Data entries
=-=-=

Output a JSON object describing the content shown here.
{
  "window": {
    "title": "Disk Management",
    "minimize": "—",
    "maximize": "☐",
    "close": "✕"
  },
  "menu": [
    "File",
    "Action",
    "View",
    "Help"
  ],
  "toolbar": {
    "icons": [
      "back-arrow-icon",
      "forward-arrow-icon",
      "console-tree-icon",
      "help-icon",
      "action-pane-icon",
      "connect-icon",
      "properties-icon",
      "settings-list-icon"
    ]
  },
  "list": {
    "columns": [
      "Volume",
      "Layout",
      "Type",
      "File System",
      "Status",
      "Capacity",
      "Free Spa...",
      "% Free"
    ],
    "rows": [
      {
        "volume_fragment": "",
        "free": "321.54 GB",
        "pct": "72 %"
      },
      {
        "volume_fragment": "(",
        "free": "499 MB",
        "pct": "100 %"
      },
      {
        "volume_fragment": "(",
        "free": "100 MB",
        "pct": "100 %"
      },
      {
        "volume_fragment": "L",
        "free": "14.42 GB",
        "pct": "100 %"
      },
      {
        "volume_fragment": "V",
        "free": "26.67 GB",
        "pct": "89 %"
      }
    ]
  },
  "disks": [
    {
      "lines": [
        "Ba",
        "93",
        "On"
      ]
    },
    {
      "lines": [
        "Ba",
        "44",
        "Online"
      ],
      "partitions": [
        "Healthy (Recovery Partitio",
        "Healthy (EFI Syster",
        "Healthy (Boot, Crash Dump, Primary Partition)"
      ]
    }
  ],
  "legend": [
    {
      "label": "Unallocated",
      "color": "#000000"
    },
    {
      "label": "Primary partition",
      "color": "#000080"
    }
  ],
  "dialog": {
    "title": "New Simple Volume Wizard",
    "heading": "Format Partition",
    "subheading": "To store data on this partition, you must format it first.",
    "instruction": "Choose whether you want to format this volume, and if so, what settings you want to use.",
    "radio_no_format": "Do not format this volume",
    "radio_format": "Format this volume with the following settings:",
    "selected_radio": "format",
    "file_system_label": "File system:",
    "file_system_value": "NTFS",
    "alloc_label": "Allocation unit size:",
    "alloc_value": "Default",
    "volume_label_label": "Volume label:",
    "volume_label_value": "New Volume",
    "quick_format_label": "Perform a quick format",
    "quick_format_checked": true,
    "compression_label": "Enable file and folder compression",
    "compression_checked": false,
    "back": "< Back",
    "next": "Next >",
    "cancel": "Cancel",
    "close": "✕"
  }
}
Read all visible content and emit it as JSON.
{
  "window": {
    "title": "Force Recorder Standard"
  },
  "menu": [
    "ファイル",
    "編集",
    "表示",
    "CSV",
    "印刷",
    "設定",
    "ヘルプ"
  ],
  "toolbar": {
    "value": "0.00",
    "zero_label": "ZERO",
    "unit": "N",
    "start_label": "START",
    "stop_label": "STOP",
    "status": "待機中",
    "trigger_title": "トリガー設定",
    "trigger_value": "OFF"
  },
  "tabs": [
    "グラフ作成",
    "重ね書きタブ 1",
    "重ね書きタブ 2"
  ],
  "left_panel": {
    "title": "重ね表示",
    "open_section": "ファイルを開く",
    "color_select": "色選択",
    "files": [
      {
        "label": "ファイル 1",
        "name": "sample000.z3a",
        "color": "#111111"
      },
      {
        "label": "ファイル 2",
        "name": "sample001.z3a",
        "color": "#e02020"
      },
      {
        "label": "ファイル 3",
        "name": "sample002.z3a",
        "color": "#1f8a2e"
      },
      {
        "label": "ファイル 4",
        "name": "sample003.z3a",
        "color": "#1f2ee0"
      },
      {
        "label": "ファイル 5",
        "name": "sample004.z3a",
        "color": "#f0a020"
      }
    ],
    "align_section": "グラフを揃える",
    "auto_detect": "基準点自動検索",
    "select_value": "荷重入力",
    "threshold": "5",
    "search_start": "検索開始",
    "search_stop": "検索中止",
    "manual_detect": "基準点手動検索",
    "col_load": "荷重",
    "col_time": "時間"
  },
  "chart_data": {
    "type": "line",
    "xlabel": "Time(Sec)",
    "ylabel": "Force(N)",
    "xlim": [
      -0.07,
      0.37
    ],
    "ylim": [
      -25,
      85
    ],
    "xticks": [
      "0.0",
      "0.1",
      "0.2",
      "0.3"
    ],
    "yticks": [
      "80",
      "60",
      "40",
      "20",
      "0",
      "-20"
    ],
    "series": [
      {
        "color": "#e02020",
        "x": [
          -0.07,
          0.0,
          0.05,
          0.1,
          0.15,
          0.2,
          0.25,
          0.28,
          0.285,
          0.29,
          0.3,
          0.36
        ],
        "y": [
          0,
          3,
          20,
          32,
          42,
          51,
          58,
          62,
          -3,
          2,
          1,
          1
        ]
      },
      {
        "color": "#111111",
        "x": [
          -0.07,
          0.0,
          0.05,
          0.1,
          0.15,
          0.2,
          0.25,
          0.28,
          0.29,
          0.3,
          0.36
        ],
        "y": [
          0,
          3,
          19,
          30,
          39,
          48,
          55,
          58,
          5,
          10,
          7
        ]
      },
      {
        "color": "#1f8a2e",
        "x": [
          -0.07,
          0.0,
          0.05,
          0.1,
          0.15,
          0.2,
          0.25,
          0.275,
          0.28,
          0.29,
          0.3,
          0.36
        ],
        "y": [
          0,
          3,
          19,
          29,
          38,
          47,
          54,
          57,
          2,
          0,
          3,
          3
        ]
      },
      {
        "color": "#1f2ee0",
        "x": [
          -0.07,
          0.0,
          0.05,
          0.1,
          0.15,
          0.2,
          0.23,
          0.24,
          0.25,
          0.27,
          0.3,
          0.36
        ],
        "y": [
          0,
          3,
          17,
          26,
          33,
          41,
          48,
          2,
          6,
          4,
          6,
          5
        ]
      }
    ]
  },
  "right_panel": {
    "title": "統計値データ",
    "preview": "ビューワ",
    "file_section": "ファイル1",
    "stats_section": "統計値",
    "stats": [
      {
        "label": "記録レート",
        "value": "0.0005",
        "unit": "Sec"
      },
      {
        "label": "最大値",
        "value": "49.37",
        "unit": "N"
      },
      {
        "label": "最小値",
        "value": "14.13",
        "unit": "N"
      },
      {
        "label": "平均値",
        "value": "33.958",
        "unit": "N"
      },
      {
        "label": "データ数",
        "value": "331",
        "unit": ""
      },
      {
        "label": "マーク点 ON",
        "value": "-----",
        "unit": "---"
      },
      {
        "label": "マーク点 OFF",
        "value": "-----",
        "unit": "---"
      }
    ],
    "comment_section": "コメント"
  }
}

=-=-=

- _Set problem_:
Identify each line containing the string "name" and copy it out.

- _Result_:
        "name": "sample000.z3a",
        "name": "sample001.z3a",
        "name": "sample002.z3a",
        "name": "sample003.z3a",
        "name": "sample004.z3a",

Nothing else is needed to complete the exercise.